**Dataset content**

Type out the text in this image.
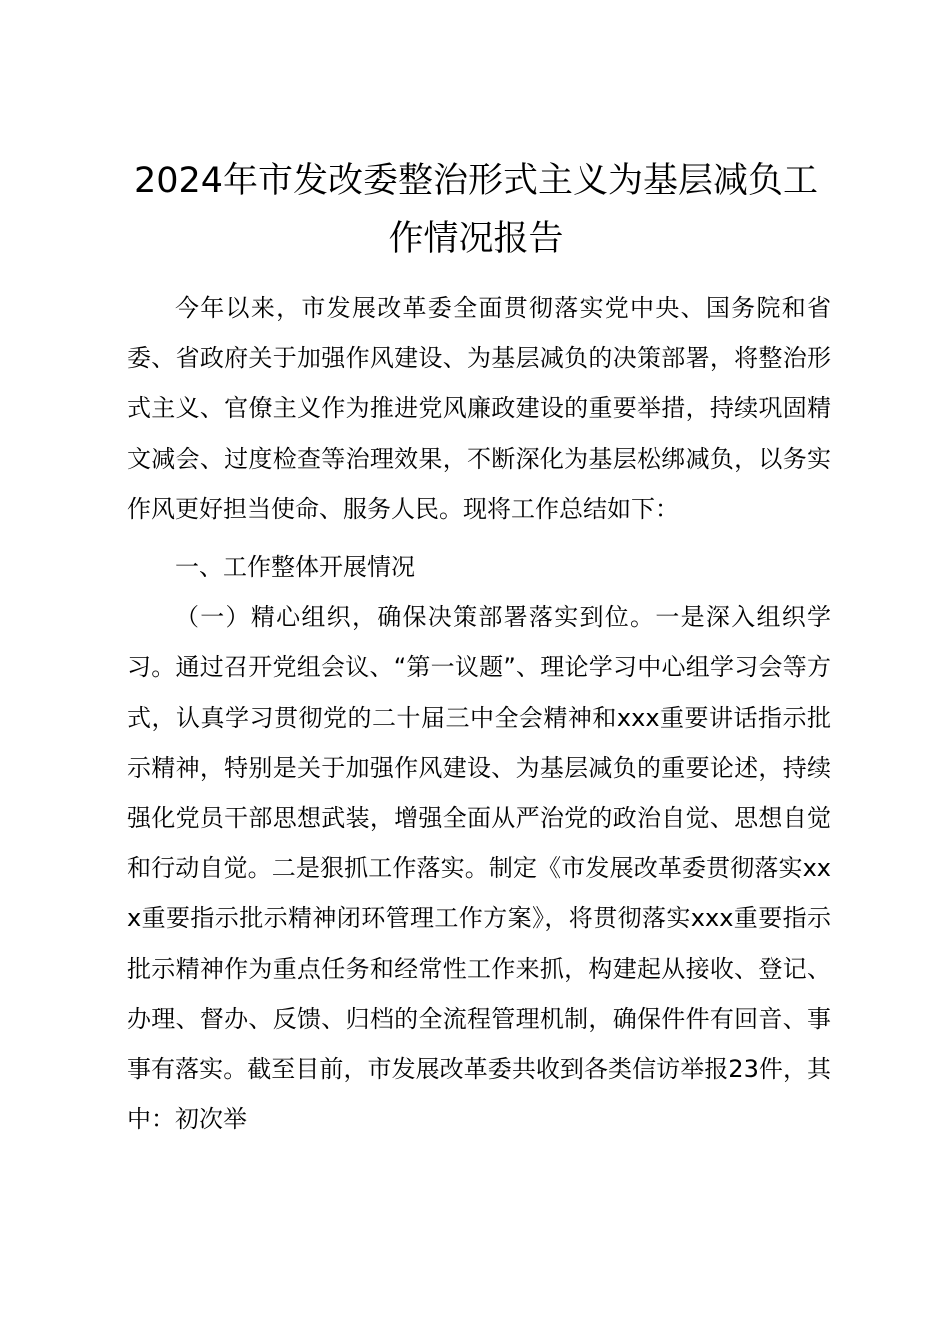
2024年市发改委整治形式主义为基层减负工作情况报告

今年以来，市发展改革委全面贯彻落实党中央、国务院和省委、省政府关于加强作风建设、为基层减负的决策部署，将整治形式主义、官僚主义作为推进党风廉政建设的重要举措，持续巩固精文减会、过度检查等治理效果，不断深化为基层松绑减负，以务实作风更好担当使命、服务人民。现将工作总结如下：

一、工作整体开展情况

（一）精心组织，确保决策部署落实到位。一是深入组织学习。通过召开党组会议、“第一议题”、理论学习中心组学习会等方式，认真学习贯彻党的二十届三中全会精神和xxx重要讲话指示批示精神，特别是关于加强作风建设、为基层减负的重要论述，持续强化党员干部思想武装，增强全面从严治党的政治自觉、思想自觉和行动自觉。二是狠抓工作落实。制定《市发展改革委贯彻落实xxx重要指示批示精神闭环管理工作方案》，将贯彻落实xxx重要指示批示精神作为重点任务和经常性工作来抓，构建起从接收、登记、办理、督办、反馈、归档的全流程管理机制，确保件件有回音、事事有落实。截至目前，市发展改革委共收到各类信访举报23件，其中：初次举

**What to work on**
Output the records above exactly; leave out the pictures.

**The response**
Type out the text in this image.
2024年市发改委整治形式主义为基层减负工作情况报告

今年以来，市发展改革委全面贯彻落实党中央、国务院和省委、省政府关于加强作风建设、为基层减负的决策部署，将整治形式主义、官僚主义作为推进党风廉政建设的重要举措，持续巩固精文减会、过度检查等治理效果，不断深化为基层松绑减负，以务实作风更好担当使命、服务人民。现将工作总结如下：

一、工作整体开展情况

（一）精心组织，确保决策部署落实到位。一是深入组织学习。通过召开党组会议、“第一议题”、理论学习中心组学习会等方式，认真学习贯彻党的二十届三中全会精神和xxx重要讲话指示批示精神，特别是关于加强作风建设、为基层减负的重要论述，持续强化党员干部思想武装，增强全面从严治党的政治自觉、思想自觉和行动自觉。二是狠抓工作落实。制定《市发展改革委贯彻落实xxx重要指示批示精神闭环管理工作方案》，将贯彻落实xxx重要指示批示精神作为重点任务和经常性工作来抓，构建起从接收、登记、办理、督办、反馈、归档的全流程管理机制，确保件件有回音、事事有落实。截至目前，市发展改革委共收到各类信访举报23件，其中：初次举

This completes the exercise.